> Exercise brief:
Copy these lines out exactly as they appear.

> Record excerpts:
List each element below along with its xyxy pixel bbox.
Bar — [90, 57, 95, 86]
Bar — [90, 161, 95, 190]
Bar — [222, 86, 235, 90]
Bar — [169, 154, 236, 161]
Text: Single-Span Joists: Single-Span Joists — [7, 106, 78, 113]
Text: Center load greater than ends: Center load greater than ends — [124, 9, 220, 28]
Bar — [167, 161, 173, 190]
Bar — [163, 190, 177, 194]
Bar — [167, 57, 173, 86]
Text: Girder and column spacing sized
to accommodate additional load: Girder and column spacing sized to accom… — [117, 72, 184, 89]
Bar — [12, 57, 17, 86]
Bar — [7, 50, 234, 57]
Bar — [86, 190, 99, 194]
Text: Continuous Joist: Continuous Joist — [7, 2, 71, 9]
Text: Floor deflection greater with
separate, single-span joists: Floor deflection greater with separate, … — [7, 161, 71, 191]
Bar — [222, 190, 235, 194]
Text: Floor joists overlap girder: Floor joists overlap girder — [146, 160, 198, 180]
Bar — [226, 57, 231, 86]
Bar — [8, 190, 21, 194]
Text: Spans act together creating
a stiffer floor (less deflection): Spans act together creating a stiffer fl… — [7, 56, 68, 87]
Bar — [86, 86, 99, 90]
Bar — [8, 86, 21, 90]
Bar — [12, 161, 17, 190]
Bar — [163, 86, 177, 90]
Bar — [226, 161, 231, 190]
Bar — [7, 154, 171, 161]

> Full output:
List each element below along with its xyxy pixel bbox.
Bar — [90, 57, 95, 86]
Bar — [90, 161, 95, 190]
Bar — [222, 86, 235, 90]
Bar — [169, 154, 236, 161]
Text: Single-Span Joists: Single-Span Joists — [7, 106, 78, 113]
Text: Center load greater than ends: Center load greater than ends — [124, 9, 220, 28]
Bar — [167, 161, 173, 190]
Bar — [163, 190, 177, 194]
Bar — [167, 57, 173, 86]
Text: Girder and column spacing sized
to accommodate additional load: Girder and column spacing sized to accom… — [117, 72, 184, 89]
Bar — [12, 57, 17, 86]
Bar — [7, 50, 234, 57]
Bar — [86, 190, 99, 194]
Text: Continuous Joist: Continuous Joist — [7, 2, 71, 9]
Text: Floor deflection greater with
separate, single-span joists: Floor deflection greater with separate, … — [7, 161, 71, 191]
Bar — [222, 190, 235, 194]
Text: Floor joists overlap girder: Floor joists overlap girder — [146, 160, 198, 180]
Bar — [226, 57, 231, 86]
Bar — [8, 190, 21, 194]
Text: Spans act together creating
a stiffer floor (less deflection): Spans act together creating a stiffer fl… — [7, 56, 68, 87]
Bar — [86, 86, 99, 90]
Bar — [8, 86, 21, 90]
Bar — [12, 161, 17, 190]
Bar — [163, 86, 177, 90]
Bar — [226, 161, 231, 190]
Bar — [7, 154, 171, 161]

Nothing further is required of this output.